**Written instruction:** Copy each line of the records that contains the word "reinigings".

----- Input records

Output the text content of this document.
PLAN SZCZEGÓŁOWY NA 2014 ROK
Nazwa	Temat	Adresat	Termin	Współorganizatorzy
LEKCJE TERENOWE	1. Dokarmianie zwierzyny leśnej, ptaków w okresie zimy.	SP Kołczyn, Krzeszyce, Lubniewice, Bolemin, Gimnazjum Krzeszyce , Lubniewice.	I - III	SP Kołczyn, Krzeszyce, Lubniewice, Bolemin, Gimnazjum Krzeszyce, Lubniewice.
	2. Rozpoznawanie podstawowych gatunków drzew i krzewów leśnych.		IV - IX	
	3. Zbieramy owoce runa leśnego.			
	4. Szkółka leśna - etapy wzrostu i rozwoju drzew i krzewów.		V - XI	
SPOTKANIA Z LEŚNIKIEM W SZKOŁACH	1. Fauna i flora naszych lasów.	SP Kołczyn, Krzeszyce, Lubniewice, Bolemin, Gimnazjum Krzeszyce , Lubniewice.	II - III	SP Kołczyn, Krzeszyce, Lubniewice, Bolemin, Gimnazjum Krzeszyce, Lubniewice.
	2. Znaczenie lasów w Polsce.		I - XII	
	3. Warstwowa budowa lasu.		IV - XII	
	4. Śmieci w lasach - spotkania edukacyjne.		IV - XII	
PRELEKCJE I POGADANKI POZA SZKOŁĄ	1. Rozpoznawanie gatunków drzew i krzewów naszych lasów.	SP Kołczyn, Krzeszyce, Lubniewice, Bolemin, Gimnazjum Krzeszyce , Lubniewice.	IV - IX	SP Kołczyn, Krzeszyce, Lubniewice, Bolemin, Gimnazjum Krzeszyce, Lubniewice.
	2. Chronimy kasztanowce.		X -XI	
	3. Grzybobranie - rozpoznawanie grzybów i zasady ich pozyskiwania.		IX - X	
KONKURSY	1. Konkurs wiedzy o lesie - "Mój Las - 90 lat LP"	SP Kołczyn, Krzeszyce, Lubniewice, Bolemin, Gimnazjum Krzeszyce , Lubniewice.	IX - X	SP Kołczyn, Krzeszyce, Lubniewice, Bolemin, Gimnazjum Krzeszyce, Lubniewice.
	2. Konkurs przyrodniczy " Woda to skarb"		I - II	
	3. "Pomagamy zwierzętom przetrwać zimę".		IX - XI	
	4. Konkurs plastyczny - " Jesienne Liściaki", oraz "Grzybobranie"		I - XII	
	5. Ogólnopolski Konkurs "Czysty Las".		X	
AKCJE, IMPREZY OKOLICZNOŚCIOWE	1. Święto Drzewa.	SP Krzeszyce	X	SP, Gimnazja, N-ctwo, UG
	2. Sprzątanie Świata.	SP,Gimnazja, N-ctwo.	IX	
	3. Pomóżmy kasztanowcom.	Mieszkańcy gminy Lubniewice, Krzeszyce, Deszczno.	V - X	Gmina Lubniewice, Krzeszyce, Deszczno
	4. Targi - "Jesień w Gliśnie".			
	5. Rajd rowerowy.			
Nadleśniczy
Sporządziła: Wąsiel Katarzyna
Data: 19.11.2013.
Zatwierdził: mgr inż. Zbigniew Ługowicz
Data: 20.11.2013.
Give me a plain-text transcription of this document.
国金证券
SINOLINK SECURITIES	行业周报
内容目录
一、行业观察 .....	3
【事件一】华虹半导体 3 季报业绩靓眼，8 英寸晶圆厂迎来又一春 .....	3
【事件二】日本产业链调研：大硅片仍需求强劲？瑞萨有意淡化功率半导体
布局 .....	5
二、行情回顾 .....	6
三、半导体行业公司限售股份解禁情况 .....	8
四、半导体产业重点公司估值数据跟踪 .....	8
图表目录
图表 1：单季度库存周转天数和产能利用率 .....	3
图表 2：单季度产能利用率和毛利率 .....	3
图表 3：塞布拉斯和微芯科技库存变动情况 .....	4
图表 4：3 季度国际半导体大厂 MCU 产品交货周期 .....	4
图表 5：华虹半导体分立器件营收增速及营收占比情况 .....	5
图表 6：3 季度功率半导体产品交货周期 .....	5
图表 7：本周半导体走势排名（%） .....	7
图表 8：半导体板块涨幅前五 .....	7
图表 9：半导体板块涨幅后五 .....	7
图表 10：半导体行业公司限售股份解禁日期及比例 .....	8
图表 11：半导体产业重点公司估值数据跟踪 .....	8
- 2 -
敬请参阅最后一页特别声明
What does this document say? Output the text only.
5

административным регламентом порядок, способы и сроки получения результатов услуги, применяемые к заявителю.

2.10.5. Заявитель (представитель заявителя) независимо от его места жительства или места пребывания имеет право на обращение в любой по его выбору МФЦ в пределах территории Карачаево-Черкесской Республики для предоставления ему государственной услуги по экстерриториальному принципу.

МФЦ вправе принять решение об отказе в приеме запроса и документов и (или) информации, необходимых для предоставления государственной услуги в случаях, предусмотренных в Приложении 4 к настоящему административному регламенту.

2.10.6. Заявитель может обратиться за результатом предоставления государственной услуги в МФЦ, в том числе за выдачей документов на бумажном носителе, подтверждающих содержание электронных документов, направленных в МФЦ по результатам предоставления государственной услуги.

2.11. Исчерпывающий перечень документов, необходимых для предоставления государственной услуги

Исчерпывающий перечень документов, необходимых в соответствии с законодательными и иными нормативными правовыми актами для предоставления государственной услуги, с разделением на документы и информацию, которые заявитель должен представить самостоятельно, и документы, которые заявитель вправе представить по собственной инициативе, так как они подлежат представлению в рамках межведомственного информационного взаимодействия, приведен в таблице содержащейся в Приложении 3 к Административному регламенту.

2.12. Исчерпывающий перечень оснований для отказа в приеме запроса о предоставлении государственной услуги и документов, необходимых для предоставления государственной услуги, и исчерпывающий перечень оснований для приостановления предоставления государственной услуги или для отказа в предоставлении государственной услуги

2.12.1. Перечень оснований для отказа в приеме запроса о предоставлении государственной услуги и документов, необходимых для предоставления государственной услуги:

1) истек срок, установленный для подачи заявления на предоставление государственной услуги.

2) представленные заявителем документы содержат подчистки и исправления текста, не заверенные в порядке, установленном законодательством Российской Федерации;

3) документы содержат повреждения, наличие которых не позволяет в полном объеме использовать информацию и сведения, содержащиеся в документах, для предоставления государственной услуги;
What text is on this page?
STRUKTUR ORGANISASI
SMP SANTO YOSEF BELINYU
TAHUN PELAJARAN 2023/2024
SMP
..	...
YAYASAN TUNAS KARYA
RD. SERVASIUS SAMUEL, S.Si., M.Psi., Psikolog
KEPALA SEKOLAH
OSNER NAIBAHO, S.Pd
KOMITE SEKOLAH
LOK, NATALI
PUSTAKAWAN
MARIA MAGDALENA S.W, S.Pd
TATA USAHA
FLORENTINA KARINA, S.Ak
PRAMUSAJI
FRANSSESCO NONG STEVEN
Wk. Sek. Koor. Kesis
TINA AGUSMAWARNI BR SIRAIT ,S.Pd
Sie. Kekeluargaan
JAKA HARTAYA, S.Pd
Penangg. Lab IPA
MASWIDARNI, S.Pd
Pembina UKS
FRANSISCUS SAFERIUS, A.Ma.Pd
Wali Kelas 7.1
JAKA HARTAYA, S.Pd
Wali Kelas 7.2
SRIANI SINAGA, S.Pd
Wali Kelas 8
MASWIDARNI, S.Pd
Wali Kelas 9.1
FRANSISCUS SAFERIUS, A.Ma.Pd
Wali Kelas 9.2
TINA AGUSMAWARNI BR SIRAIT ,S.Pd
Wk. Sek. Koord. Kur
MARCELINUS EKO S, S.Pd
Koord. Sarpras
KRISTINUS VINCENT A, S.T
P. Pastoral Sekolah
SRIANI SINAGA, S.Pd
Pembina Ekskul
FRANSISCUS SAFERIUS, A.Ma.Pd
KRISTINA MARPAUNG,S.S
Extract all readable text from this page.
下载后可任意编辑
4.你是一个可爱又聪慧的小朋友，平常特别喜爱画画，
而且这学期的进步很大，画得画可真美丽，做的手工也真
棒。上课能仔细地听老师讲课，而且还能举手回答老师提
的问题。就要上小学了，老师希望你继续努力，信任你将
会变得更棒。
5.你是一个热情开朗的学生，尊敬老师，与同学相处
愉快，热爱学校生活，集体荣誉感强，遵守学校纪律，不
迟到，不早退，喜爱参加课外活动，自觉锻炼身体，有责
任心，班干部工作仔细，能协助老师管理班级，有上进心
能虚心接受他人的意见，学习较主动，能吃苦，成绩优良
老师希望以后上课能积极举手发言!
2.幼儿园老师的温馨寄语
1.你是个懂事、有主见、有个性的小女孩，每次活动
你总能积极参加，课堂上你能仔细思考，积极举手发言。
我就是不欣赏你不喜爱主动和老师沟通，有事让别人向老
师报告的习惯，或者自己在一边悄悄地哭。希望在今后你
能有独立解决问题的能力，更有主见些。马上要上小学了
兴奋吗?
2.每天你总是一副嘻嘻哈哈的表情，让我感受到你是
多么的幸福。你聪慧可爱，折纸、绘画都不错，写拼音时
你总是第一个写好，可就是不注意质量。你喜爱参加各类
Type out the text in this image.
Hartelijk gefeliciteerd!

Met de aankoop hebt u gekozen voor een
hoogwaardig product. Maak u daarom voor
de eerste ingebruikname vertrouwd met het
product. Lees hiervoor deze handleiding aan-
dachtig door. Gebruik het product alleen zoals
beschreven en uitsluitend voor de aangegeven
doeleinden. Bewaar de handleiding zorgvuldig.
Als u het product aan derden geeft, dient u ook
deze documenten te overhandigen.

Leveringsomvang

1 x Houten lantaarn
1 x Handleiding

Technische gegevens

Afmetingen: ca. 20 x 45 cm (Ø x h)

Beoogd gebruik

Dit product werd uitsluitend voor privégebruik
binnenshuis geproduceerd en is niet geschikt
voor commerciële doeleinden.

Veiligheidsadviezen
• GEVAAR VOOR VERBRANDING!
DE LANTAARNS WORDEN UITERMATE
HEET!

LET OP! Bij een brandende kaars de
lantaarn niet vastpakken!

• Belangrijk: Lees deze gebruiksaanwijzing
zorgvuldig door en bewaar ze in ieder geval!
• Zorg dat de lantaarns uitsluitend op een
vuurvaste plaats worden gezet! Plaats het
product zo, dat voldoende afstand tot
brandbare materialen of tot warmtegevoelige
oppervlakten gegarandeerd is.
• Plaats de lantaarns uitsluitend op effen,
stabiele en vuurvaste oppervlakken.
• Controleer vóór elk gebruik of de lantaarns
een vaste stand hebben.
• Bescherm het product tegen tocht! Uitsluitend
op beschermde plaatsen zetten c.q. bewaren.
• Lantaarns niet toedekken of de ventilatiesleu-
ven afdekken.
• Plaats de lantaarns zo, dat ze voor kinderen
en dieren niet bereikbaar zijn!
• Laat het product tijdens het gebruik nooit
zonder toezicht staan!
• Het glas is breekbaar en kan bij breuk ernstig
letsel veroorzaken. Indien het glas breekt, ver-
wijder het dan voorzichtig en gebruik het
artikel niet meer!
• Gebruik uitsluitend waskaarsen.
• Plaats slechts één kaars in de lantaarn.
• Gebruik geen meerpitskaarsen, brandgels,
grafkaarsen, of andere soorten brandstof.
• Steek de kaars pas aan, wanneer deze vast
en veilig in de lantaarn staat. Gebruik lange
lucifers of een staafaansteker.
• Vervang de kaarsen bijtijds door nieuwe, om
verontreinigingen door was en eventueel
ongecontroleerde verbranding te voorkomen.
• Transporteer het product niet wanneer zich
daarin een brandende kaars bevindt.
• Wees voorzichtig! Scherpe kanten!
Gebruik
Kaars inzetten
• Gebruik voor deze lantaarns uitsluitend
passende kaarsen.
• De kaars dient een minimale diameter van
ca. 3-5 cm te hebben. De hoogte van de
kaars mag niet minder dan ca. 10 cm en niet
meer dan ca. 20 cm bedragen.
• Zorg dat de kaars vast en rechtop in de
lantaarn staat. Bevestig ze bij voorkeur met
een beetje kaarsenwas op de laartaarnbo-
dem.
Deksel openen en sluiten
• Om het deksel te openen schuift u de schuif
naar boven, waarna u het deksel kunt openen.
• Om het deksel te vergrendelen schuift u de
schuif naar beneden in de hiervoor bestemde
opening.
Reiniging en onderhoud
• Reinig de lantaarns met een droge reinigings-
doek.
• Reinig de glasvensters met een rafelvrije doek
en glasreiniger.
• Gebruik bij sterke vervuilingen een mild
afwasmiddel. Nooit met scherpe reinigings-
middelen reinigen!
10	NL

----------

**Solution:**
• Reinig de lantaarns met een droge reinigings-
afwasmiddel. Nooit met scherpe reinigings-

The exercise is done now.